▸ **GOAL**
Identify all lines in the data containing the string "date". Copy them out.

▸ **Records excerpted from a collection**
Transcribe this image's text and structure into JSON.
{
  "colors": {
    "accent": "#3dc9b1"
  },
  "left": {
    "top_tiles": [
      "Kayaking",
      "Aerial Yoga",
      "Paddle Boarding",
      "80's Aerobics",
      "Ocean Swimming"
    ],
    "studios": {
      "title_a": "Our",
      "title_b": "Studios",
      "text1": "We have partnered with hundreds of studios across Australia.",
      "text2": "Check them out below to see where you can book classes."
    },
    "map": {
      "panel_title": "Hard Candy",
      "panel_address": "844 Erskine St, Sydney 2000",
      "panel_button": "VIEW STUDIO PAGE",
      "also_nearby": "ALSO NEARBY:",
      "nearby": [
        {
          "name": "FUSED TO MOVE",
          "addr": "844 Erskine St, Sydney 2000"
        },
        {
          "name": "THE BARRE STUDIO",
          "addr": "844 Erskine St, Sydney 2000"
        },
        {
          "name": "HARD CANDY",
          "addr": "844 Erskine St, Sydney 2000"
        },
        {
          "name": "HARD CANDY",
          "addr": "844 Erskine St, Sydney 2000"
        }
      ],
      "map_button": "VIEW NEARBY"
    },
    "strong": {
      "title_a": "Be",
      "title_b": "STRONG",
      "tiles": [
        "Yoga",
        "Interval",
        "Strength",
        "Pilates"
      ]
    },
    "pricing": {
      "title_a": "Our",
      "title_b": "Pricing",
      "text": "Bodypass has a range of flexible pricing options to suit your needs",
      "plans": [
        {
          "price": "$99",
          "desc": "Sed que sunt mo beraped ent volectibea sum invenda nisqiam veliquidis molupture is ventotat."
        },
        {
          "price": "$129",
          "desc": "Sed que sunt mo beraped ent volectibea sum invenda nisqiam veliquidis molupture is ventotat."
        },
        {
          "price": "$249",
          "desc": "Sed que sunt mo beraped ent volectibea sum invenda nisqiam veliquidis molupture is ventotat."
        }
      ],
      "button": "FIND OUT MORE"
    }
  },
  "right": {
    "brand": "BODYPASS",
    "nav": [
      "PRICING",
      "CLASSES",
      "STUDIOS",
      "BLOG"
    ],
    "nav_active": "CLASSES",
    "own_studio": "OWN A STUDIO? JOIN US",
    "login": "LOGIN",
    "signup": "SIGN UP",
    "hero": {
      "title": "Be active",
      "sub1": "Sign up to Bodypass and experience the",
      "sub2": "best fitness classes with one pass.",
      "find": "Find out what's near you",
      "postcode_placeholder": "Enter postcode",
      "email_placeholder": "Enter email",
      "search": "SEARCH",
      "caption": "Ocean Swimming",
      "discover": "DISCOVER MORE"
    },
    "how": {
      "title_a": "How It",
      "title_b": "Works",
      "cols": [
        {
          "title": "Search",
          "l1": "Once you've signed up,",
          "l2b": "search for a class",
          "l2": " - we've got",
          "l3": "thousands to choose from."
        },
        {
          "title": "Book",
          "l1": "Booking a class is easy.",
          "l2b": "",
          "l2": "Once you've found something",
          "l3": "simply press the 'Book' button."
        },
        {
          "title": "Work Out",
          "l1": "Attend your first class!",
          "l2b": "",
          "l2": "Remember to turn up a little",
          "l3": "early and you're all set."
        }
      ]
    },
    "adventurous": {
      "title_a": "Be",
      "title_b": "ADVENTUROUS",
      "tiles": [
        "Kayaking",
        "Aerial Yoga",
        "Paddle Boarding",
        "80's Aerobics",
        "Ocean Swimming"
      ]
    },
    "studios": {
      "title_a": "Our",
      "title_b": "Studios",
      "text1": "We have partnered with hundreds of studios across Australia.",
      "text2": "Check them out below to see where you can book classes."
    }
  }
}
---
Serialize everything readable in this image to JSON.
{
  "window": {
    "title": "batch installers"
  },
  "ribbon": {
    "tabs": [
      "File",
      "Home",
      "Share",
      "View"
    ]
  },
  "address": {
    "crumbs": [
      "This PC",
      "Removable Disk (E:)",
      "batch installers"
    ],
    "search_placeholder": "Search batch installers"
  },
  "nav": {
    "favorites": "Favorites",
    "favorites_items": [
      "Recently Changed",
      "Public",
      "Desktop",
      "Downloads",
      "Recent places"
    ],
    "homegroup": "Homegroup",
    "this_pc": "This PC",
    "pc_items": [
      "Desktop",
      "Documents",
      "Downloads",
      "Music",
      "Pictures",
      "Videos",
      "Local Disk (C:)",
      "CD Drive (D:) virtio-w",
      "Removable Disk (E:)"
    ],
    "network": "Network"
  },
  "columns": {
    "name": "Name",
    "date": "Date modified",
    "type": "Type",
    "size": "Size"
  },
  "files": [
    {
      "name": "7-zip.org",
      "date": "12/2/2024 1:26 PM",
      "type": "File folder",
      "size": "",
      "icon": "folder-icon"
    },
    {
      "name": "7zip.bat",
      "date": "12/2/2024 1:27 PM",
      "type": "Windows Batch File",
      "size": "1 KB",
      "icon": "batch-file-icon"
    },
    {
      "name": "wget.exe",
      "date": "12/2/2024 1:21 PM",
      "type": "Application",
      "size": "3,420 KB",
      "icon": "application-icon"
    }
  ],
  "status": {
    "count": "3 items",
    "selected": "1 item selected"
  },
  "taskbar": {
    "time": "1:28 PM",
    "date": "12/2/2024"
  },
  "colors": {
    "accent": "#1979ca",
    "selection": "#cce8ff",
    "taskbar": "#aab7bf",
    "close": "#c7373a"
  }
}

▸ **TASK SOLUTION**
    "date": "Date modified",
      "date": "12/2/2024 1:26 PM",
      "date": "12/2/2024 1:27 PM",
      "date": "12/2/2024 1:21 PM",
    "date": "12/2/2024"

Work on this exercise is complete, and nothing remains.